■ **WRITTEN EXERCISE**
Find the lines of data that contain the string "SOLUSDT", then list them.
**** DATA ENTRIES ****
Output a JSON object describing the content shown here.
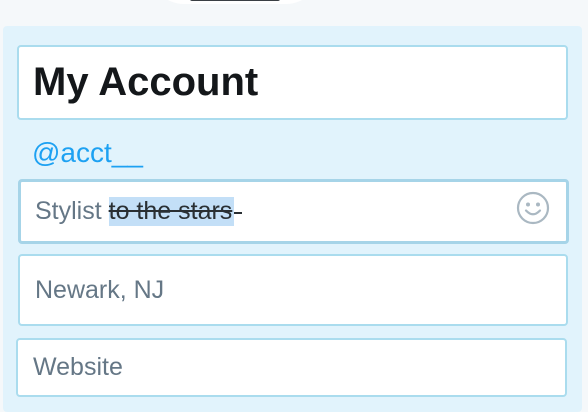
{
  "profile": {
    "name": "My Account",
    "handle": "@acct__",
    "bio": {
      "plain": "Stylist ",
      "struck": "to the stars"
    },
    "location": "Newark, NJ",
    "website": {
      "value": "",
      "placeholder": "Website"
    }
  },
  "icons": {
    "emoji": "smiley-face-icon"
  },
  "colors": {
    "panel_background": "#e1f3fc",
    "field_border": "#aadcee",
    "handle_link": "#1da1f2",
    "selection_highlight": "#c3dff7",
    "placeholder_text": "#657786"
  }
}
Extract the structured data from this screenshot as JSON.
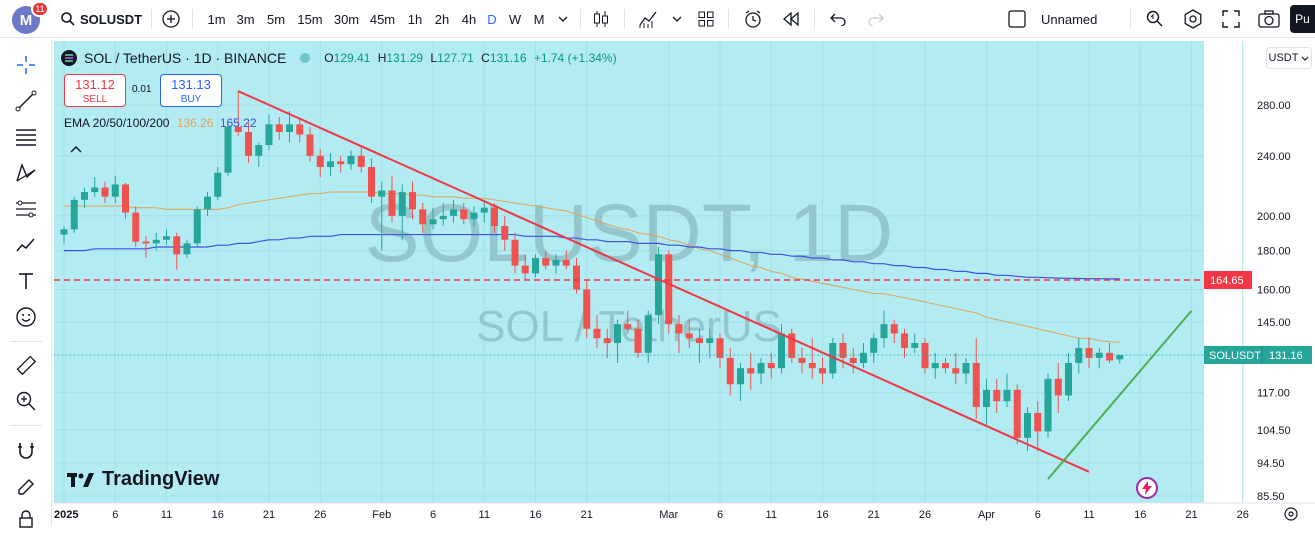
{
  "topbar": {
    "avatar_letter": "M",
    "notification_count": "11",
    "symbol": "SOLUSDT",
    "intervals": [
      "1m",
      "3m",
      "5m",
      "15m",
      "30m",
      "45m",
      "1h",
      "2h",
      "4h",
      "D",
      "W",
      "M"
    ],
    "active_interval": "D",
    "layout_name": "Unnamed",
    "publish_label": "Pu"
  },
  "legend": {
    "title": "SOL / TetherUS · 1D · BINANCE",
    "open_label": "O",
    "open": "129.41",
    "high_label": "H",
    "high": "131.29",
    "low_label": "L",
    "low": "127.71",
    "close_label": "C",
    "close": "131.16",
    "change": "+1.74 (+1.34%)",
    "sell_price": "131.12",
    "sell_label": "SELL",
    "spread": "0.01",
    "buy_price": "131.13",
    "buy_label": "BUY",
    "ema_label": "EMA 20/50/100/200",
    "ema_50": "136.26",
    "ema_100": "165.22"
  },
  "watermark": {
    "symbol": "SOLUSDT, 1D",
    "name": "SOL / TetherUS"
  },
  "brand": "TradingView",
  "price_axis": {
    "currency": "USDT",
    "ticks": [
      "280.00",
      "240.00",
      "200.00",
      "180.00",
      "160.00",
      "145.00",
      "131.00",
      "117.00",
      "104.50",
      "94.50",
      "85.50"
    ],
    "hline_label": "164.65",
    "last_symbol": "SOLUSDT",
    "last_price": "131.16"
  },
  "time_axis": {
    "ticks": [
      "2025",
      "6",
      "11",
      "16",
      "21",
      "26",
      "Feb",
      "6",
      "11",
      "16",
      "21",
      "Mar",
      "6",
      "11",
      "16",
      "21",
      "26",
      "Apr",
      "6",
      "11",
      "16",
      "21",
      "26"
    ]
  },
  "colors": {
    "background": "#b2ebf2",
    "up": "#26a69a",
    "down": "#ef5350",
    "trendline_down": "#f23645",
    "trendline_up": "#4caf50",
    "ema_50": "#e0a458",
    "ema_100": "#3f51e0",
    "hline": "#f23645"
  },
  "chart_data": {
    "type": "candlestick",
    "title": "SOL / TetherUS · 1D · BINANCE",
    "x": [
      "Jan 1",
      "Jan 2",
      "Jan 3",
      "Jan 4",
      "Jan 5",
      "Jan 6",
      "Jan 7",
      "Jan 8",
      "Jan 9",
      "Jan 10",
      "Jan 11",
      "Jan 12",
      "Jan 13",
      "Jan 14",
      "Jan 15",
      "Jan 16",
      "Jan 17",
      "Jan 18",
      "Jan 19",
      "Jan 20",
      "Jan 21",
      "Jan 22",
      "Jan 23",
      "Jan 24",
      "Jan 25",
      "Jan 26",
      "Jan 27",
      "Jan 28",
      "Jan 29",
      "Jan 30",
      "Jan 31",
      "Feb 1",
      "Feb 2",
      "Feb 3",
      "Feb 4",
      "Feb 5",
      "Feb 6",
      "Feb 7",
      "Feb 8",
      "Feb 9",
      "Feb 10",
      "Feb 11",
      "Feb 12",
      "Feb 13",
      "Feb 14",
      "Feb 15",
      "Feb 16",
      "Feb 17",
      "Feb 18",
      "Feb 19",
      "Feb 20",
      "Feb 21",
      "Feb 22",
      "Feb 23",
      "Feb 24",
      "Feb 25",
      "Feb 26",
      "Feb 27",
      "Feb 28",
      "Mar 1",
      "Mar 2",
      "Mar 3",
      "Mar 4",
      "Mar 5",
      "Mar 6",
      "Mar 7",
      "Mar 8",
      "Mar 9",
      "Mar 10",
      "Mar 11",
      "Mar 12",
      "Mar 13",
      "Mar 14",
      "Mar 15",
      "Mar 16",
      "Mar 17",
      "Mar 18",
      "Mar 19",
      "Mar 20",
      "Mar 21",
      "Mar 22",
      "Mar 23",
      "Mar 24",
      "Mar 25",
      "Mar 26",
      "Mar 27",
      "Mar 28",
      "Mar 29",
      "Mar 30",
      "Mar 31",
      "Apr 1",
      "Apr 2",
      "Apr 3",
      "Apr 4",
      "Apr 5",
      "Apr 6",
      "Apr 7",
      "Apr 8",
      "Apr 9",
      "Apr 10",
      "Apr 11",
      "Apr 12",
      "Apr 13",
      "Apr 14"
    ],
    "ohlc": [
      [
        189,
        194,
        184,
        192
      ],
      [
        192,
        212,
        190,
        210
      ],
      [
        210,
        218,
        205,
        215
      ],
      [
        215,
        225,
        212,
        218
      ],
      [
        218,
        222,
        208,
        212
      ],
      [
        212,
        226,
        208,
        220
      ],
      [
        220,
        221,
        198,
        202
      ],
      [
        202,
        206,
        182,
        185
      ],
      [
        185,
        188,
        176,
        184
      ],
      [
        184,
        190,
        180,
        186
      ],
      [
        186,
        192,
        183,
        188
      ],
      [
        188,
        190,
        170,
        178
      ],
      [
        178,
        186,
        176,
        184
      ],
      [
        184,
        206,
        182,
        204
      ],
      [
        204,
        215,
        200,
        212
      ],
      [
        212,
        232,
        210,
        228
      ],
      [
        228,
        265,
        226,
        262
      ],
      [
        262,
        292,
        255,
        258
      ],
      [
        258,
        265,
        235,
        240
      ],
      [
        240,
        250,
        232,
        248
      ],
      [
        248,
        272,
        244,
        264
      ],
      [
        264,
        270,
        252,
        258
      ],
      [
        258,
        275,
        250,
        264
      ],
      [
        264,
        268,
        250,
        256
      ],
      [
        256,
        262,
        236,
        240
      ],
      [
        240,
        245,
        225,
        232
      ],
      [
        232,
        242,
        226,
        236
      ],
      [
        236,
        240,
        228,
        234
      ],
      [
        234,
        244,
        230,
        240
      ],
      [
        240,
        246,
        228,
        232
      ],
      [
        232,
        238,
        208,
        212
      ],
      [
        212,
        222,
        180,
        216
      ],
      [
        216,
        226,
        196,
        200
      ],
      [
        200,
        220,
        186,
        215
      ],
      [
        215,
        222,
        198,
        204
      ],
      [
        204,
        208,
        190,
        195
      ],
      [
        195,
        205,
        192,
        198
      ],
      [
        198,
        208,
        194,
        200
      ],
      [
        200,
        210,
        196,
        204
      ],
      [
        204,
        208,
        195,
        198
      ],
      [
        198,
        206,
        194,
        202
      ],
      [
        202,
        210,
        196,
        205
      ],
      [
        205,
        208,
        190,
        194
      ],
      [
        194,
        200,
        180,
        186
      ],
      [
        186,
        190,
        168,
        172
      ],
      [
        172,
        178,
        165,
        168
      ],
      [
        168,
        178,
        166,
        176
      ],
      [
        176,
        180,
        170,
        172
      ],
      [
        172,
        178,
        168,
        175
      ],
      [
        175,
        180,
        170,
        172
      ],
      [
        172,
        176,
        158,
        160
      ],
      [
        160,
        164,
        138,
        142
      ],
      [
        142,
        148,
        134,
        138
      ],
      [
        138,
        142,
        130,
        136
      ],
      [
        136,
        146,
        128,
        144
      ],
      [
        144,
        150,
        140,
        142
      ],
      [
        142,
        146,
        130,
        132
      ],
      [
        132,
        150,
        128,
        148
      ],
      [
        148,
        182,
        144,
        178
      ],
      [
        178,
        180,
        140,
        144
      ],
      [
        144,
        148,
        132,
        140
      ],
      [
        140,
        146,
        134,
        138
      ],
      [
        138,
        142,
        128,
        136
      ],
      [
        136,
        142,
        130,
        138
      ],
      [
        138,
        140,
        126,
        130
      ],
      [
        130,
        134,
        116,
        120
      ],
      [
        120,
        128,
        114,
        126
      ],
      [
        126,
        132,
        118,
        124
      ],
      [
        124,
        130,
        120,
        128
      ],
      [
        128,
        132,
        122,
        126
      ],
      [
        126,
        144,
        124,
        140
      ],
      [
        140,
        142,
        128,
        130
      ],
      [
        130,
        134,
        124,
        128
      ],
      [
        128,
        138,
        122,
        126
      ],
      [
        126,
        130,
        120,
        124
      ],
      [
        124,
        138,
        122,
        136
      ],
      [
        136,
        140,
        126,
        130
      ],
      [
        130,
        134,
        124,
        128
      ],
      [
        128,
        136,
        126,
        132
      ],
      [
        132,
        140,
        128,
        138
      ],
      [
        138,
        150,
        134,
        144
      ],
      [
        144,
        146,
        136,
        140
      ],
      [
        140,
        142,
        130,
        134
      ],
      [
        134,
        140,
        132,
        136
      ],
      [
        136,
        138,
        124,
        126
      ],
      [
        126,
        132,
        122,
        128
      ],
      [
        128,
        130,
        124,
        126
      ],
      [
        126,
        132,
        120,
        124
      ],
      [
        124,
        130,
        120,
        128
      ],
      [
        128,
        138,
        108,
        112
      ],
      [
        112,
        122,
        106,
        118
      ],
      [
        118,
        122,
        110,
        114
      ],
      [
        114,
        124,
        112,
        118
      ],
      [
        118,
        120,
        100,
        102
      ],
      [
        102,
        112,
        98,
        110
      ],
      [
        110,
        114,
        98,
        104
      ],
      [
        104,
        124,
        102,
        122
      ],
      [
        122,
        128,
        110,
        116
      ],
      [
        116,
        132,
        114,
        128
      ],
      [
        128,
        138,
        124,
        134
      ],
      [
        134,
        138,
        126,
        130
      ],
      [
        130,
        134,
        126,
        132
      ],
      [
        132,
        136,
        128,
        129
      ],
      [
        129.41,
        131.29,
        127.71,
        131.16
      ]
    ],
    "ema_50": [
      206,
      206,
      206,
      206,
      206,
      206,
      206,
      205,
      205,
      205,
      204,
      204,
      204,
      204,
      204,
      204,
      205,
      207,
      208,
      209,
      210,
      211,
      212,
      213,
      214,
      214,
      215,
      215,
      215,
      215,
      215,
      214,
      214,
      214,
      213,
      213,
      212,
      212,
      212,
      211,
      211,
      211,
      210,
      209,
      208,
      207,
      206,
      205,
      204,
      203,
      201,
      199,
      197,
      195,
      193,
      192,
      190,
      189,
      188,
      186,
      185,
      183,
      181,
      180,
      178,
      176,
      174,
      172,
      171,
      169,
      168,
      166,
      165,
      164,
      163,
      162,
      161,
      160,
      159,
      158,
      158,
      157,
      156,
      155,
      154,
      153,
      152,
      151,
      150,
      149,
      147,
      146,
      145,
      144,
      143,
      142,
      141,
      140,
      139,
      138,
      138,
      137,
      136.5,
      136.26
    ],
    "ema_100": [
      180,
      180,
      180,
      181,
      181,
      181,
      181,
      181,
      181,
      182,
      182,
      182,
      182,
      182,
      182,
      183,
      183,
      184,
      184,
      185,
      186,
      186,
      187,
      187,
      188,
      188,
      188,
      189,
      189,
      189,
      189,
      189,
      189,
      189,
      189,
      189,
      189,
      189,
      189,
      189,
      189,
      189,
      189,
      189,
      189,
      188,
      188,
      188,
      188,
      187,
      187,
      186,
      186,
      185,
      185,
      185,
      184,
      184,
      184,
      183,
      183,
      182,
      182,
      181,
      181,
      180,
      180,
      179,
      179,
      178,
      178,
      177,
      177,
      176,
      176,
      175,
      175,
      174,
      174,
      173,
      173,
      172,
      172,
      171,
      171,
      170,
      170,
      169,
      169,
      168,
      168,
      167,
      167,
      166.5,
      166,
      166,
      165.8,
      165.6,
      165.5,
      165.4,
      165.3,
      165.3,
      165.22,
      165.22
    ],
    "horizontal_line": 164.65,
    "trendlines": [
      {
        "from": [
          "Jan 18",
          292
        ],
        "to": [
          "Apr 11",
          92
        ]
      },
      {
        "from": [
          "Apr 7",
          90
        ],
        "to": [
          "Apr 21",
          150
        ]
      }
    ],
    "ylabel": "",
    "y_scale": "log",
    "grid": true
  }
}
****
■ **SOLUTION TO THIS PROBLEM**
    "symbol": "SOLUSDT",
    "symbol": "SOLUSDT, 1D",
    "last_symbol": "SOLUSDT",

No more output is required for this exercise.